Source passage

BBC Radio Oxford is the BBC's local radio station serving the county of Oxfordshire.

It broadcasts on FM, DAB, digital TV and via BBC Sounds from studios in the Summertown area of Oxford.

According to RAJAR, the station has a weekly audience of 79,000 listeners and a 5.4% share as of December 2022.

History

Early 1970 – Oxford was chosen as a location for BBC local radio and premises in Summertown found at 242-254 Banbury Road. The site is known as Barclay House and was previously a Rolls-Royce showroom.
Mid 1970: Staff were recruited, a small number with BBC experience but mostly local people, and the studios at Summertown are built.
September 1970 – On air staff trained at The Langham Hotel in London
Early October 1970 – Three weeks of test transmissions begin.
29 October 1970 – BBC Radio Oxford officially begins transmission at 5pm on 95.0 MHz VHF.
31 December 1970 – Radio Times lists BBC Radio Oxford programmes for the first time.
5 October 1972 – Due to high demand by residents who did not have VHF/FM on their radios, BBC Radio Oxford begins broadcasting on 202 metres medium wave (1484 kHz). The station would also be available on the local cable network on 'Rediffusion Channel A'.
26 June 1973 – BBC Radio Oxford moves its VHF frequency to 95.2 MHz to avoid interference with BBC Radio London on 94.9 MHz.
22 May 1976 – The station opens its studios to the public for an open weekend.
October 1980 – BBC Radio Oxford celebrates 10 years on air by publishing a magazine.
April/May 1989 – BBC Radio Oxford moves to purpose built studios at 269 Banbury Road, Summertown.
9 April 1996 – Radio Oxford merges with BBC Radio Berkshire to form the short-lived BBC Thames Valley FM.  Local programming is restricted to separate news bulletins for the two counties.
14 February 2000 – Radio Oxford is revived, although most output continues to be shared with Radio Berkshire.
2004 – BBC Radio Oxford relaunches with a new line-up of presenters. By now, the station has regained a full line-up of local programming.
April 2008 – The station is rebranded as BBC Oxford 95.2FM as part of a relaunch involving the regional TV news programme BBC Oxford News (previously South Today Oxford).

Provided information
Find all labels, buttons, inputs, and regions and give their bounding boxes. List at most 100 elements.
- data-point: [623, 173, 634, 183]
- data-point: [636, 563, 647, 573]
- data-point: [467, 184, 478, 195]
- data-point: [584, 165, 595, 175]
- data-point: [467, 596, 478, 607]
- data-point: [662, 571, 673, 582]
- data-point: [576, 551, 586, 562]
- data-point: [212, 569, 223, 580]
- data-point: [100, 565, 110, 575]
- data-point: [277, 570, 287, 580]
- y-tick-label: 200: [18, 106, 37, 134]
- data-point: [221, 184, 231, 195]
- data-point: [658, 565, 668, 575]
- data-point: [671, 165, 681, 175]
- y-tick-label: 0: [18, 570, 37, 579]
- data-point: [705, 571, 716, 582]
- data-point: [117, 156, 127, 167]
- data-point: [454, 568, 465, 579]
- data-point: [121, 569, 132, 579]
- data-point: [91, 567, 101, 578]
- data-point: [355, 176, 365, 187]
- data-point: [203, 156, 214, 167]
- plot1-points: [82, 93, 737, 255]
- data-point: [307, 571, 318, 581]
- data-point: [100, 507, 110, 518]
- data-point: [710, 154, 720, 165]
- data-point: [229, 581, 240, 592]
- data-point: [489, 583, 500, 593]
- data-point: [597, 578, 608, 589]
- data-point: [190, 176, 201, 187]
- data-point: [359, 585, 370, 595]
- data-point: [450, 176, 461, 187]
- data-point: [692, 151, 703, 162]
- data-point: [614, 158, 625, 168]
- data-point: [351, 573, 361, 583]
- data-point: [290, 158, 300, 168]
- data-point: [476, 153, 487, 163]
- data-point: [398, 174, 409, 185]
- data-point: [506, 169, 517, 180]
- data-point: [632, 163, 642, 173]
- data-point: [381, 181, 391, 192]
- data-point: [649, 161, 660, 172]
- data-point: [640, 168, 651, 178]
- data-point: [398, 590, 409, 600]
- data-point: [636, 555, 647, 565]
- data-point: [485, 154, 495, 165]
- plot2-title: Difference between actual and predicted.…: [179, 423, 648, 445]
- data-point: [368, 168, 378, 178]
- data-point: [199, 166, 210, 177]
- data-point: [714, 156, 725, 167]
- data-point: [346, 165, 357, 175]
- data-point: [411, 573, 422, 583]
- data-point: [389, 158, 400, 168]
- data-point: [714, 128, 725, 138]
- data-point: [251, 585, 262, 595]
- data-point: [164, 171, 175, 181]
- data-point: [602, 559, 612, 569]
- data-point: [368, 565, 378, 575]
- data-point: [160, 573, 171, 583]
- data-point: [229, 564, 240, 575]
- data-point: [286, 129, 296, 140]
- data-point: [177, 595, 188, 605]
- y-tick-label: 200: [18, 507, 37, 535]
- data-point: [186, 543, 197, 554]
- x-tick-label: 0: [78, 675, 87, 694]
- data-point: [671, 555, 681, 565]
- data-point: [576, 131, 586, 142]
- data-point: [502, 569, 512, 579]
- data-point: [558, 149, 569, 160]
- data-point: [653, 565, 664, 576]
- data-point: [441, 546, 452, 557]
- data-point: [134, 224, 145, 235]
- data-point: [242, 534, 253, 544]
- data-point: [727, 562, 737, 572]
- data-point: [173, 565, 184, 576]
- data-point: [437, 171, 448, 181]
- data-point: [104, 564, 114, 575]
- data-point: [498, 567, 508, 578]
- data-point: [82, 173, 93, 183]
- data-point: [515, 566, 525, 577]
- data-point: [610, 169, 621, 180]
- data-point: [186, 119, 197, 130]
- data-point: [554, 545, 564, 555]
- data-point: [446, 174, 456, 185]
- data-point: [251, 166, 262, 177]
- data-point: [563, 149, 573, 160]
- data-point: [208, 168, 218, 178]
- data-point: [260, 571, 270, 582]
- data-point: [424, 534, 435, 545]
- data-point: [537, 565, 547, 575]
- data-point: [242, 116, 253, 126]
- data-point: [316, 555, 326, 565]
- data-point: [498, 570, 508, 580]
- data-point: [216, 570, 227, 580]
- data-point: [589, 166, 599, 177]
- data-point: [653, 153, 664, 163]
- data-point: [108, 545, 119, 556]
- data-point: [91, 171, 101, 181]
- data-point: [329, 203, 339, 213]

Directions
[A] In the BBC Radio Oxford history, why did the station change its VHF frequency in June 1973? Answer in one to three sentences.
[B] Translate this sentence from the BBC Radio Oxford history into French: "The site is known as Barclay House and was previously a Rolls-Royce showroom."
[C] Give a continuation of the BBC Radio Oxford history, starting after its final entry.
None of the items is needed for this work.

Solved problems
[A] The station moved its VHF frequency from 95.0 MHz to 95.2 MHz to avoid interference with BBC Radio London, which broadcast on 94.9 MHz.

[B] Le site est connu sous le nom de Barclay House et était auparavant une salle d'exposition Rolls-Royce.

[C]
October 2010 – The station celebrates its 40th anniversary and reverts to the Radio Oxford branding.
21 December 2012 – BBC Radio Oxford's DAB service is launched.

Programming
Local programming is produced and broadcast from the BBC's Oxford studios from 6am – 10pm on weekdays, from 6am – 6pm and 8-9pm on Saturdays and from 6am – 6pm and 10pm – 1am on Sundays.

Off-peak programming, including the late show from 10pm – 1am, originates from BBC Radio Solent in Southampton and BBC Radio Berkshire in Reading.

During the station's downtime, BBC Radio Oxford simulcasts overnight programming from BBC Radio 5 Live and BBC Radio London.

Presenters

Notable current presenters include:

Tony Blackburn (Sunday evenings)
David Prever (weekday breakfast)
Bill Rennells (Harmony Night)

Notable past presenters 

 Richard Allinson (now on Greatest Hits Radio and Scala Radio)
 Malcolm Boyden (departed October 2014 to return to BBC Hereford & Worcester after leaving the station in 2008)
 Jon Briggs (original UK voice of Apple's Siri)
 Humphrey Carpenter (died 2005)
 Anne Diamond 
 Mike Dickin (died 2006)
 Will Gompertz
 Jonathan Hancock
 Bob Harris (now on BBC Radio 2)
 Bill Heine (died 2019)

 Alex Lester (now on Greatest Hits Radio)
 Timmy Mallett
 Andrew Peach (now on BBC Radio 4 and BBC Radio Berkshire) 
 Libby Purves (later at BBC Radio 4, now on Times Radio)
 Alan Roberts
 Sybil Ruscoe
 Martin Stanford (formerly of Sky News, now at LBC News)
 Tim Smith (later at BBC Radio 2)

See also 
 Oxford University Broadcasting Society (former producer of BBC Oxford programmes)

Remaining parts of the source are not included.